— start of DATA SECTION —

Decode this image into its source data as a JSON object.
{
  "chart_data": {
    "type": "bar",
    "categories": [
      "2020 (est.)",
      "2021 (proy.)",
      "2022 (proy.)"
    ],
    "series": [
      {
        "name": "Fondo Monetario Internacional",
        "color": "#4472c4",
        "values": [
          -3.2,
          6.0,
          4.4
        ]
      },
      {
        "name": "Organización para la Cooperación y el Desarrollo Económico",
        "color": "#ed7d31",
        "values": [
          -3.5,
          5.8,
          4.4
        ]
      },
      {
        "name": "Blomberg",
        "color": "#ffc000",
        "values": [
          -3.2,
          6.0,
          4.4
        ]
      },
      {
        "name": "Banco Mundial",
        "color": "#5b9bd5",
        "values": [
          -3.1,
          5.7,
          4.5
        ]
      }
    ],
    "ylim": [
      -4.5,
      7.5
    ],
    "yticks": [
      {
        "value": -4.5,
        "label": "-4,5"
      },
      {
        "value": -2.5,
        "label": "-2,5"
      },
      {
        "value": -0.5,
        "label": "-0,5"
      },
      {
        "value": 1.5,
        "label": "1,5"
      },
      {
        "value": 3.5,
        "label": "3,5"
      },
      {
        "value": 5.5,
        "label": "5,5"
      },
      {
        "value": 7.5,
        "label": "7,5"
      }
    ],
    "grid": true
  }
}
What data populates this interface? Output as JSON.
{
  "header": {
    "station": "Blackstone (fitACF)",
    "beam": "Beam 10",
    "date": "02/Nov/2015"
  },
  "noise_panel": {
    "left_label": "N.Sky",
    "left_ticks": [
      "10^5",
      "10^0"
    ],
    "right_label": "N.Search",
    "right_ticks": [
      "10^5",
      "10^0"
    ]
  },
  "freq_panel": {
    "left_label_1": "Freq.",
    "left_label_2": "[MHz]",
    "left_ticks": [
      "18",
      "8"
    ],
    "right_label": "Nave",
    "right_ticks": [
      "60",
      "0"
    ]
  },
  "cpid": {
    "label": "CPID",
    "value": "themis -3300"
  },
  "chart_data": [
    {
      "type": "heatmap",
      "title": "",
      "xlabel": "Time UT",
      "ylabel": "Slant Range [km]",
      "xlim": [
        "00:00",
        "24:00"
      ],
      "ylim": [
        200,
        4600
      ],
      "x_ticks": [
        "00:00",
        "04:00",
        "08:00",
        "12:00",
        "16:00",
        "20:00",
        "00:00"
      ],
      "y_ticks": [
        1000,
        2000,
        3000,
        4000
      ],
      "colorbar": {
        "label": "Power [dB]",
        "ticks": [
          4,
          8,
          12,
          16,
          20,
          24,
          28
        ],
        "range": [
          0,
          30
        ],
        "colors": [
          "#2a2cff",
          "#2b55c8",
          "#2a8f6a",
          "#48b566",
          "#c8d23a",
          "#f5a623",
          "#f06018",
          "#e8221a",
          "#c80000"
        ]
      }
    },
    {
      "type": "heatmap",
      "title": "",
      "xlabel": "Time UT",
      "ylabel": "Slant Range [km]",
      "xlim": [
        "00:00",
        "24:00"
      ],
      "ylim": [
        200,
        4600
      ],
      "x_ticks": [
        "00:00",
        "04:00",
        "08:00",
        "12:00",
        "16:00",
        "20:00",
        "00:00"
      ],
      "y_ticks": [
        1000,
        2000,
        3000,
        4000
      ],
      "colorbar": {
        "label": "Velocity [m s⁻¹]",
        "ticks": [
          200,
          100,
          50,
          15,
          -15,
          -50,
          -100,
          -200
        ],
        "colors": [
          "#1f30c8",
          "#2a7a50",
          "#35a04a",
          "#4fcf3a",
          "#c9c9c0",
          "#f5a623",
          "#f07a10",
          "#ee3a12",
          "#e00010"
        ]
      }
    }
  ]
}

— end of DATA SECTION —
— start of DATA SECTION —

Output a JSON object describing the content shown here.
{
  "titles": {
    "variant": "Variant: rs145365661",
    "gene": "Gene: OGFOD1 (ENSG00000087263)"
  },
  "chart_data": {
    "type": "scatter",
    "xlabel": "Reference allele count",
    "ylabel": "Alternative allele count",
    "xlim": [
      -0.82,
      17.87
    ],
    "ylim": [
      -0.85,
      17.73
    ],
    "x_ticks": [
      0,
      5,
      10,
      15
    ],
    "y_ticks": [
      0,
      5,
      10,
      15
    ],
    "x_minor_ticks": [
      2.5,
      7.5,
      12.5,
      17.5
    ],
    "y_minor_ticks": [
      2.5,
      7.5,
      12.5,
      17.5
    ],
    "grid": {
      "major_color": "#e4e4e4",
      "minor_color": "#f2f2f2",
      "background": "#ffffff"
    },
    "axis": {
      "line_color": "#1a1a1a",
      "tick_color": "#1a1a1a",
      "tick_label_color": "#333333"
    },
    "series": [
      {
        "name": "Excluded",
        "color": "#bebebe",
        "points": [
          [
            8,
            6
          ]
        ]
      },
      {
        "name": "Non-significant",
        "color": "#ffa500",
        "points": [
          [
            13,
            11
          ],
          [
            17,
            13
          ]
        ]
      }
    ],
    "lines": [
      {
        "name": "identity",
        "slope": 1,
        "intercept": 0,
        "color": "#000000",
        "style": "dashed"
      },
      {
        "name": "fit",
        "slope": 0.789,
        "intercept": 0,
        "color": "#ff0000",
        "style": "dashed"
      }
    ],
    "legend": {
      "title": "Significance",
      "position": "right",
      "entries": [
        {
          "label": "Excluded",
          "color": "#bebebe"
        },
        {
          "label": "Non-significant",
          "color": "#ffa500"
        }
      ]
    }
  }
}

— end of DATA SECTION —

TASK STATEMENT :: Write down only how many lines in the listing contain the word "object".

TASK RESULT :: 2